▸ **WHAT YOU ARE ASKED TO DO**
Give only one thing: the number of lines that include the word "Divya".

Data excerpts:
----------------------------------------
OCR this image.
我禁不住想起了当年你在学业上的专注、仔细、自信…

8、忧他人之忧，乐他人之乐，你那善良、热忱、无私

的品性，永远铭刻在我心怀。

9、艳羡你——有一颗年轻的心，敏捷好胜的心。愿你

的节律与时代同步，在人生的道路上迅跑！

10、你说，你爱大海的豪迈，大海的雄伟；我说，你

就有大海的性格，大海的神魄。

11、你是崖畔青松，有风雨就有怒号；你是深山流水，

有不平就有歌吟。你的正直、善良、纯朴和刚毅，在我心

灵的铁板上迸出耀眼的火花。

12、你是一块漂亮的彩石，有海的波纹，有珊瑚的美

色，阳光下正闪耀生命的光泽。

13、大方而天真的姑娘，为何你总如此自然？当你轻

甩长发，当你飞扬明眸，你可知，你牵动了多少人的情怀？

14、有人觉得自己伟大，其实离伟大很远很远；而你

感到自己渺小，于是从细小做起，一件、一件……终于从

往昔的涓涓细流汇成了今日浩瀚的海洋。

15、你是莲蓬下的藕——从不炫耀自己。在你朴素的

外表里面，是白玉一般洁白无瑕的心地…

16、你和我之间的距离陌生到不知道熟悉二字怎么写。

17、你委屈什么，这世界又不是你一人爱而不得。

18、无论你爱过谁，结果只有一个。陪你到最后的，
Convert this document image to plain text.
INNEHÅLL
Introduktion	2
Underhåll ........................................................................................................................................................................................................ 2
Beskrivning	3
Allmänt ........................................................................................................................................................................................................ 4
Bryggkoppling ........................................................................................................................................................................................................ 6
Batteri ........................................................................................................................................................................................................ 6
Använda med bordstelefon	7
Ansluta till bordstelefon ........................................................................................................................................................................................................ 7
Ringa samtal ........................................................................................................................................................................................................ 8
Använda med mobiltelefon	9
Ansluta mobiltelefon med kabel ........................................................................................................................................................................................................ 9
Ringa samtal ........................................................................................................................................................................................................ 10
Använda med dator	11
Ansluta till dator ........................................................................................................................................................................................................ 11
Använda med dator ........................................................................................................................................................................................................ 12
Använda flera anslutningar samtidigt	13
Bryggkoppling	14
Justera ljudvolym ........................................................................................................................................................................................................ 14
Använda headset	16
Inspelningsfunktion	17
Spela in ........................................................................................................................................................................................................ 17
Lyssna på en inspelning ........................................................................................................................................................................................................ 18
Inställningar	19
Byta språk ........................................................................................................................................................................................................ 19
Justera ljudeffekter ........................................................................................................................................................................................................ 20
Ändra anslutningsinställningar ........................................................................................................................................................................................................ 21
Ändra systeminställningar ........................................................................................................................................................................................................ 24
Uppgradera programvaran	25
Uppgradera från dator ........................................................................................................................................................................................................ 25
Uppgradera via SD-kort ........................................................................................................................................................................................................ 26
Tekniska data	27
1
----------------------------------------
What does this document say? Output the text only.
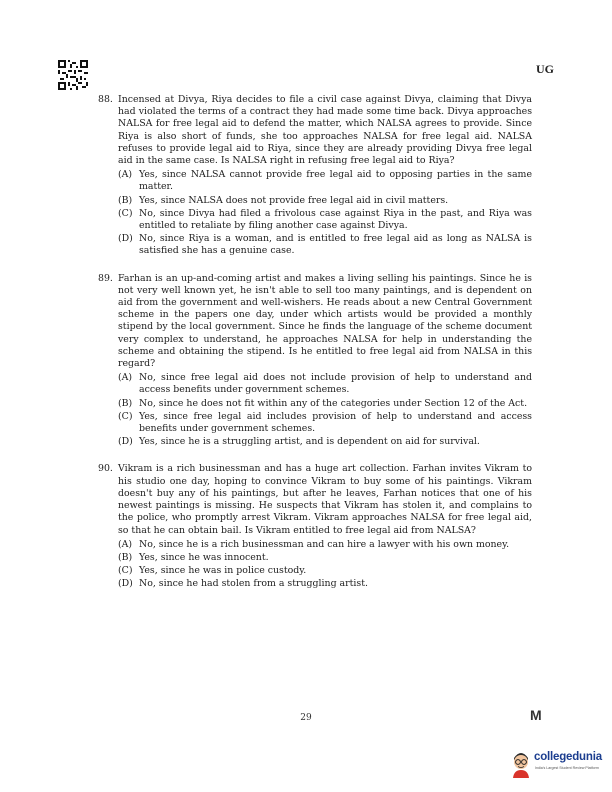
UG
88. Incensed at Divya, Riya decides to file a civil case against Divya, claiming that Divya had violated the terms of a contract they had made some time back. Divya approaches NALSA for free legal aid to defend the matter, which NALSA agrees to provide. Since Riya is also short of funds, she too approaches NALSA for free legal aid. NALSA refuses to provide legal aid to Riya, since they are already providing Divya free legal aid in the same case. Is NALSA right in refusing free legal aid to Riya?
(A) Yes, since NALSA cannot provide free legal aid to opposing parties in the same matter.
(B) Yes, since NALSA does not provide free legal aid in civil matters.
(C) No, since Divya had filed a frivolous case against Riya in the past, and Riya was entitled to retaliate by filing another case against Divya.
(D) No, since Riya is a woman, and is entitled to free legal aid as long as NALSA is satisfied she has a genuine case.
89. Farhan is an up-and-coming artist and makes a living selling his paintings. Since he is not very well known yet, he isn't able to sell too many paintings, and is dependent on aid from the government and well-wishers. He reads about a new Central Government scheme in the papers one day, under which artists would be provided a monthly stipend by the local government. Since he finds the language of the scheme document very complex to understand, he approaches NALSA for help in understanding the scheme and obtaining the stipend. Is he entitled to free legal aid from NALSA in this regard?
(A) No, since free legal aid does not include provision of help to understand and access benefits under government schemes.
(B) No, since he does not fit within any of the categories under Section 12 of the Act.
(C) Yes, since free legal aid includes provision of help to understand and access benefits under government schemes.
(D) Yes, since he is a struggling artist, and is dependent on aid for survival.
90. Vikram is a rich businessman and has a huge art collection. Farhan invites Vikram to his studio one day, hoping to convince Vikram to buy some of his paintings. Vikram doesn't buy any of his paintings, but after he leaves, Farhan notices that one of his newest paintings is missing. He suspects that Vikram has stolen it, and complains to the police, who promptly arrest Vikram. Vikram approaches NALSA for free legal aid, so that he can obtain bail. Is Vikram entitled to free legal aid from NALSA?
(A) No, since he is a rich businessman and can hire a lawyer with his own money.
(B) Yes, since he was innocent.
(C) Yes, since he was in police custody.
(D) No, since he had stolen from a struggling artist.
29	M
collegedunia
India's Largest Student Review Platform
----------------------------------------
▸ **WRITTEN SOLUTION**
2